What the task requires:
From the entries below, copy out every line with "JSON" in it.

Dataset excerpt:
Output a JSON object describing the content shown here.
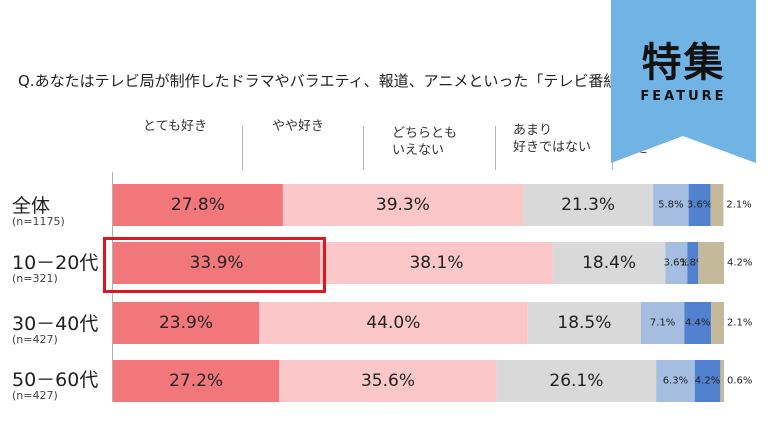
{
  "question": "Q.あなたはテレビ局が制作したドラマやバラエティ、報道、アニメといった「テレビ番組」",
  "badge": {
    "title": "特集",
    "subtitle": "FEATURE"
  },
  "header_labels": [
    "とても好き",
    "やや好き",
    "どちらとも\nいえない",
    "あまり\n好きではない",
    "好き"
  ],
  "chart_data": {
    "type": "bar",
    "orientation": "horizontal-stacked-100",
    "categories": [
      {
        "label": "全体",
        "n": "(n=1175)"
      },
      {
        "label": "10－20代",
        "n": "(n=321)"
      },
      {
        "label": "30－40代",
        "n": "(n=427)"
      },
      {
        "label": "50－60代",
        "n": "(n=427)"
      }
    ],
    "series": [
      {
        "name": "とても好き",
        "color": "#f2777a",
        "values": [
          27.8,
          33.9,
          23.9,
          27.2
        ]
      },
      {
        "name": "やや好き",
        "color": "#fcc7c8",
        "values": [
          39.3,
          38.1,
          44.0,
          35.6
        ]
      },
      {
        "name": "どちらともいえない",
        "color": "#d9d9d9",
        "values": [
          21.3,
          18.4,
          18.5,
          26.1
        ]
      },
      {
        "name": "あまり好きではない",
        "color": "#a5bde0",
        "values": [
          5.8,
          3.6,
          7.1,
          6.3
        ]
      },
      {
        "name": "",
        "color": "#5282cf",
        "values": [
          3.6,
          1.8,
          4.4,
          4.2
        ]
      },
      {
        "name": "",
        "color": "#c4b99a",
        "values": [
          2.1,
          4.2,
          2.1,
          0.6
        ]
      }
    ],
    "value_format": "%",
    "highlighted": {
      "category": "10－20代",
      "series": "とても好き"
    }
  }
}
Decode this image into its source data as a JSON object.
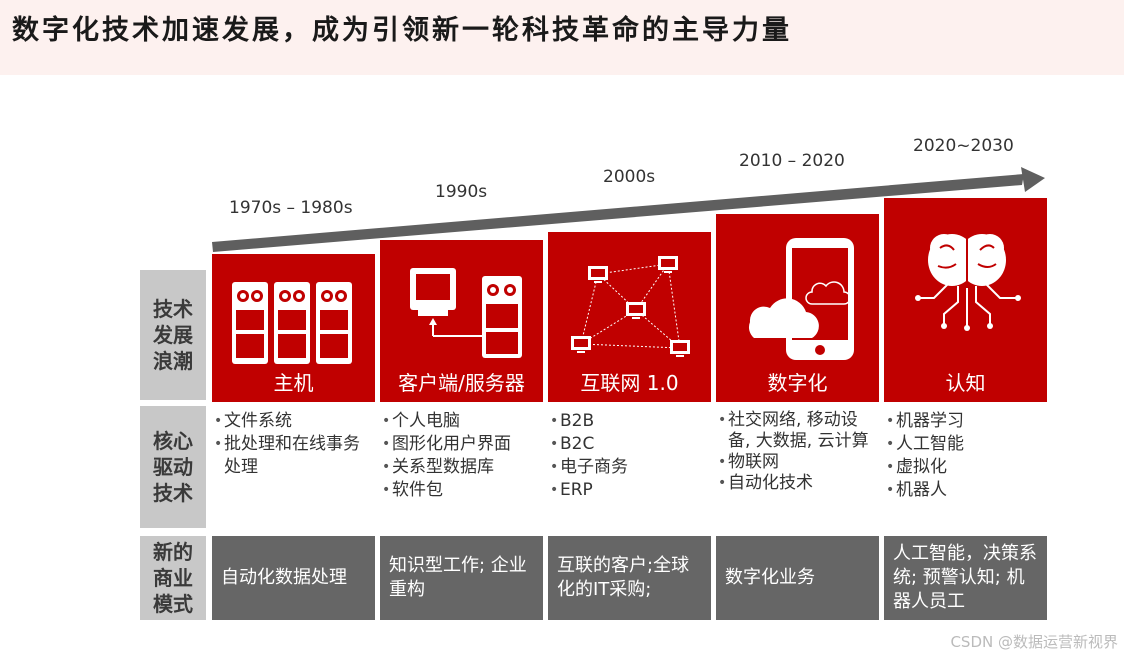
{
  "title": "数字化技术加速发展，成为引领新一轮科技革命的主导力量",
  "eras": [
    "1970s – 1980s",
    "1990s",
    "2000s",
    "2010 – 2020",
    "2020~2030"
  ],
  "row_labels": {
    "tech_wave": "技术发展浪潮",
    "core_driver": "核心驱动技术",
    "business_model": "新的商业模式"
  },
  "columns": [
    {
      "name": "主机",
      "icon": "mainframe-servers-icon",
      "drivers": [
        "文件系统",
        "批处理和在线事务处理"
      ],
      "model": "自动化数据处理"
    },
    {
      "name": "客户端/服务器",
      "icon": "client-server-icon",
      "drivers": [
        "个人电脑",
        "图形化用户界面",
        "关系型数据库",
        "软件包"
      ],
      "model": "知识型工作; 企业重构"
    },
    {
      "name": "互联网 1.0",
      "icon": "network-icon",
      "drivers": [
        "B2B",
        "B2C",
        "电子商务",
        "ERP"
      ],
      "model": "互联的客户;全球化的IT采购;"
    },
    {
      "name": "数字化",
      "icon": "mobile-cloud-icon",
      "drivers": [
        "社交网络, 移动设备, 大数据, 云计算",
        "物联网",
        "自动化技术"
      ],
      "model": "数字化业务"
    },
    {
      "name": "认知",
      "icon": "brain-circuit-icon",
      "drivers": [
        "机器学习",
        "人工智能",
        "虚拟化",
        "机器人"
      ],
      "model": "人工智能，决策系统; 预警认知; 机器人员工"
    }
  ],
  "colors": {
    "accent_red": "#c00000",
    "gray_label": "#c8c8c8",
    "gray_dark": "#666666",
    "arrow": "#5f5f5f"
  },
  "watermark": "CSDN @数据运营新视界"
}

Response:
Output a JSON object describing the content shown here.
Decode this image into its source data as a JSON object.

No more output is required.